Start of Dataset entries

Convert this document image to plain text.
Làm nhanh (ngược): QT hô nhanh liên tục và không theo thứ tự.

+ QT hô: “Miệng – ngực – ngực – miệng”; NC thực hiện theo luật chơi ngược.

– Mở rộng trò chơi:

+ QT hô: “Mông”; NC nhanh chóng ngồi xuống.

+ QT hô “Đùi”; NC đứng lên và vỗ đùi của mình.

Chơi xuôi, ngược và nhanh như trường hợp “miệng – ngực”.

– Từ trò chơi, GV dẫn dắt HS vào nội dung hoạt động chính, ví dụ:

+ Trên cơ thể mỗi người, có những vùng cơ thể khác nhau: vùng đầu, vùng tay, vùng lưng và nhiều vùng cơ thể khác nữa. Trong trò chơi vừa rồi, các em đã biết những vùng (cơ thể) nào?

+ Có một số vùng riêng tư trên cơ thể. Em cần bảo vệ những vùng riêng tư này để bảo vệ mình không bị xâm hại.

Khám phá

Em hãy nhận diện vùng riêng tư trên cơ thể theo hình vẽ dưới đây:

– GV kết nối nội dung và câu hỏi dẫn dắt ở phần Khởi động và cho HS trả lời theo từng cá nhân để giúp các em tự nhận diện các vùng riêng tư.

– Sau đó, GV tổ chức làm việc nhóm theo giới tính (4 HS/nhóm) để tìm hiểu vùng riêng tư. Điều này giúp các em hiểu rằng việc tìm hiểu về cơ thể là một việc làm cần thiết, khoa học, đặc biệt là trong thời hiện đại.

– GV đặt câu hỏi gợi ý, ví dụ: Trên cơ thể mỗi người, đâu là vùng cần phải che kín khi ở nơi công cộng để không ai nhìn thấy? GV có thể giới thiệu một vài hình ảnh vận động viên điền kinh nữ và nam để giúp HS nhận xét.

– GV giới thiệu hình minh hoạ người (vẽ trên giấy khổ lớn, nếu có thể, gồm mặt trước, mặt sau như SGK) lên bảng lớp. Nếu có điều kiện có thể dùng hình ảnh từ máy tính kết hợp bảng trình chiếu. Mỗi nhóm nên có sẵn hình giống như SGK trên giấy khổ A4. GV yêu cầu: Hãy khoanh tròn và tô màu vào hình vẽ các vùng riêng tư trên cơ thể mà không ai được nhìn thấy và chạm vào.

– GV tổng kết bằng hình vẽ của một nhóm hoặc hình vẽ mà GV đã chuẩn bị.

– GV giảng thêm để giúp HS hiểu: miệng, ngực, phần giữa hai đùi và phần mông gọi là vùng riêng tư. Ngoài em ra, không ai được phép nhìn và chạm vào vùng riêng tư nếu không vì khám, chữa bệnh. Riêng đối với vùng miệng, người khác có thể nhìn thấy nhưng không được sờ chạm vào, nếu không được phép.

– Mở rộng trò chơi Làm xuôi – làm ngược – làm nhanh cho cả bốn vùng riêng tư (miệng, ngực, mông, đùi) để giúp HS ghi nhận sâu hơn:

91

End of Dataset entries
Start of Dataset entries

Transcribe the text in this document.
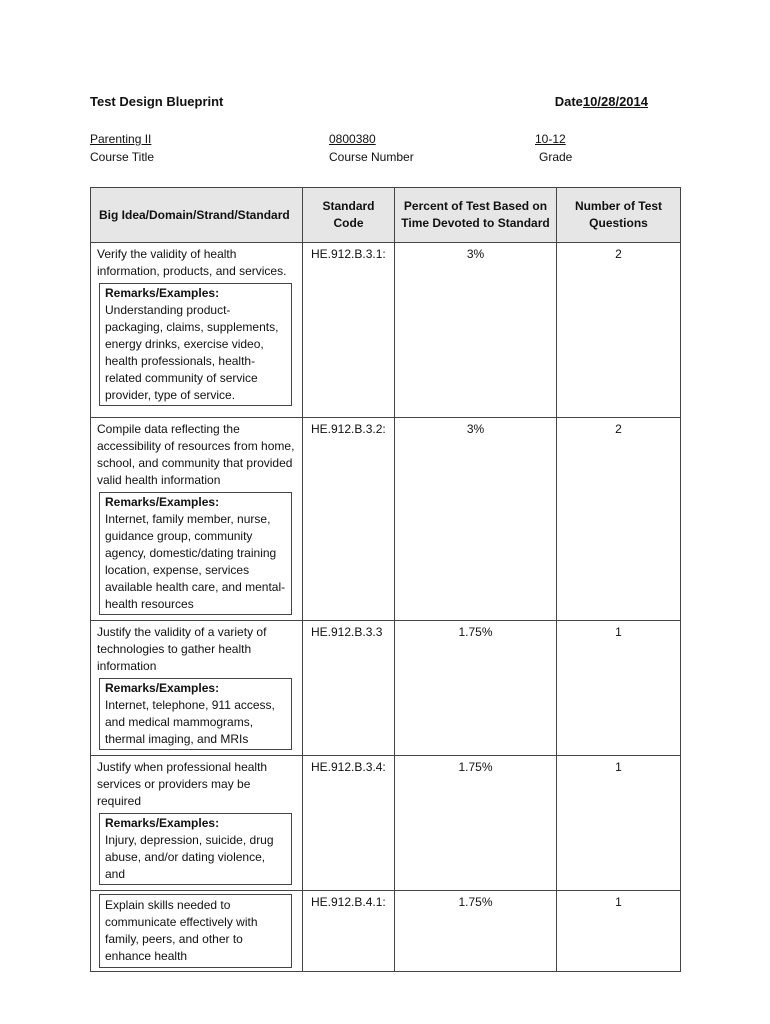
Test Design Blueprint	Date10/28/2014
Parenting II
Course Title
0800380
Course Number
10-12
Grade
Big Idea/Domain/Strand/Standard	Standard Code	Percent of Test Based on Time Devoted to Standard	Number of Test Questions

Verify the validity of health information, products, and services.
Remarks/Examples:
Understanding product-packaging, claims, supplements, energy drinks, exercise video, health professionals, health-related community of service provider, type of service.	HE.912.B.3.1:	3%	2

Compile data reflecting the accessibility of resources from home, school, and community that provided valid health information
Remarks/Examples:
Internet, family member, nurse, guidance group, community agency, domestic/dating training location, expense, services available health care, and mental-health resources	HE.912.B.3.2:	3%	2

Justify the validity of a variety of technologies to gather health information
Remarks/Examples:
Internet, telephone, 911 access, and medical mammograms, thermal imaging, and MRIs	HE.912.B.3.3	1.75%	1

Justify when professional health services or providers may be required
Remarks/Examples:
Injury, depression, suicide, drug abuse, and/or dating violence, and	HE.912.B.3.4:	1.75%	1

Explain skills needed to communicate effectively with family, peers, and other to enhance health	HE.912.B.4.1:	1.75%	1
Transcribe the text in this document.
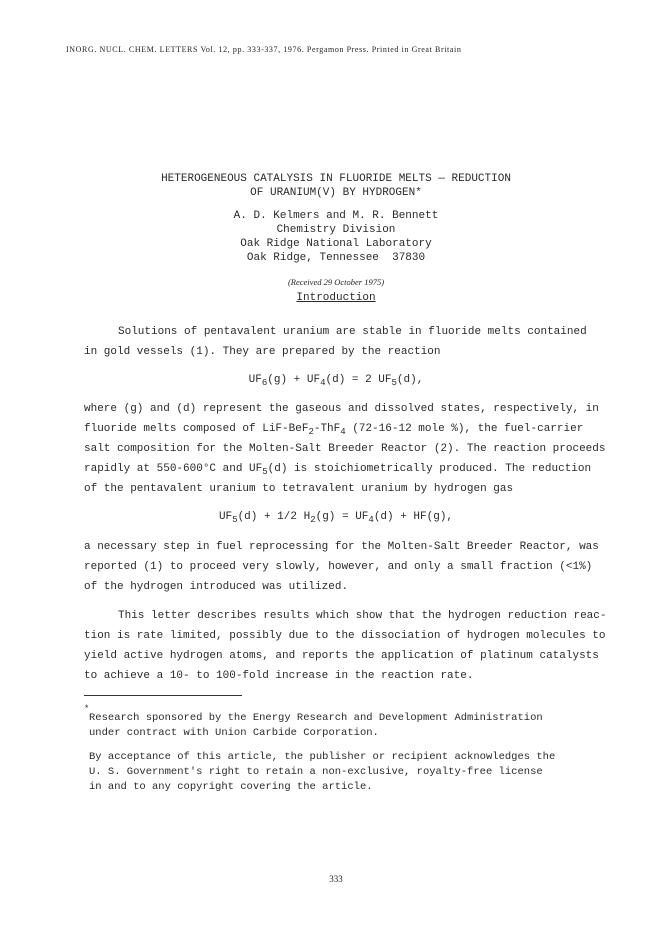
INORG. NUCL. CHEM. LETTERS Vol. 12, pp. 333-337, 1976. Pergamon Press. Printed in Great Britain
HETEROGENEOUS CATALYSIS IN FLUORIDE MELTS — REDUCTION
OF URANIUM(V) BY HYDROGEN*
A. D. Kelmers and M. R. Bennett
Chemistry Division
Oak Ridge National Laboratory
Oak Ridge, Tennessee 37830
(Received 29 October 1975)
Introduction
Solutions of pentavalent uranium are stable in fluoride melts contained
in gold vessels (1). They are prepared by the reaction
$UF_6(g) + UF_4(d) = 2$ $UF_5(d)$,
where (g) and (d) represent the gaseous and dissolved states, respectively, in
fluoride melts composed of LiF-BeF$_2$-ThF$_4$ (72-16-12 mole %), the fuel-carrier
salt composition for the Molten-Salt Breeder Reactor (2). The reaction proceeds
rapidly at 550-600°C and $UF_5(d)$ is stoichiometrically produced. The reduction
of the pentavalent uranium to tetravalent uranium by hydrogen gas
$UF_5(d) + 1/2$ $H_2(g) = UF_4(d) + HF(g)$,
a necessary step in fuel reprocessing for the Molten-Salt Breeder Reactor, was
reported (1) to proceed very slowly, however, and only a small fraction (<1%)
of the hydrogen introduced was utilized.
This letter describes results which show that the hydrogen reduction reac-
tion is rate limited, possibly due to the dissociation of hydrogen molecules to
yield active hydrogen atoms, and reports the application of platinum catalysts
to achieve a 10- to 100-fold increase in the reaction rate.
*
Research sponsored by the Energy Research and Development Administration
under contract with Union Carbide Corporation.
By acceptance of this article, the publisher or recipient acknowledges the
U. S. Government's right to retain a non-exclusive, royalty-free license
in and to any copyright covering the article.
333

End of Dataset entries
Start of Dataset entries

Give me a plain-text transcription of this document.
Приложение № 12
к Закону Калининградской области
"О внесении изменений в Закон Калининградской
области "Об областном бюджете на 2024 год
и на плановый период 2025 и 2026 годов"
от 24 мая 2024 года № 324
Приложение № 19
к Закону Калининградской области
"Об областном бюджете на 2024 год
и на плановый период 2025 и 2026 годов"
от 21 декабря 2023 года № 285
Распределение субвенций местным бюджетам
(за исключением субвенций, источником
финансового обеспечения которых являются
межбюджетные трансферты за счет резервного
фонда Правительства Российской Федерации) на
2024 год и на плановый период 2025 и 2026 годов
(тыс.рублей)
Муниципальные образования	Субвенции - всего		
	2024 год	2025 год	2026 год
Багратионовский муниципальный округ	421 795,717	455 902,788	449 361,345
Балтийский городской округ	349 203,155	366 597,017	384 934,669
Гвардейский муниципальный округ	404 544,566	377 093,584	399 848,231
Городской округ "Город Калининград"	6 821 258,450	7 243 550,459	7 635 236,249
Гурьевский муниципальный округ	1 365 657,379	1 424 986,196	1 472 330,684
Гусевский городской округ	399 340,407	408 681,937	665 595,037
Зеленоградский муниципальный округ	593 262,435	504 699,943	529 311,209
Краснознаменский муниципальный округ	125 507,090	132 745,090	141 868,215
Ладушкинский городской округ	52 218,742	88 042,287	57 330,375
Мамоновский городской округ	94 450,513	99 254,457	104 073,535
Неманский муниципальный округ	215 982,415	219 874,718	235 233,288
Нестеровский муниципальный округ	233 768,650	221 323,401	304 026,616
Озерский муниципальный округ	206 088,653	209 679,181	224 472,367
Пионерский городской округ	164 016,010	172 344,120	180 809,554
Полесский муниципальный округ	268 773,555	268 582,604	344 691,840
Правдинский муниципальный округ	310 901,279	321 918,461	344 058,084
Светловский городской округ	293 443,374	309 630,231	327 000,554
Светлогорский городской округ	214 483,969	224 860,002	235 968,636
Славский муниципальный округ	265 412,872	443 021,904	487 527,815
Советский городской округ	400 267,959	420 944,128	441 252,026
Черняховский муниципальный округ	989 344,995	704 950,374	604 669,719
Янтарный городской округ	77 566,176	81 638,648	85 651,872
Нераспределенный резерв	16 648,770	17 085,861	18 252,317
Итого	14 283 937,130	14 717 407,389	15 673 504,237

End of Dataset entries

What is needed:
Gather each line of the listing containing the word "fuel" and show it.

Reply:
fluoride melts composed of LiF-BeF$_2$-ThF$_4$ (72-16-12 mole %), the fuel-carrier
a necessary step in fuel reprocessing for the Molten-Salt Breeder Reactor, was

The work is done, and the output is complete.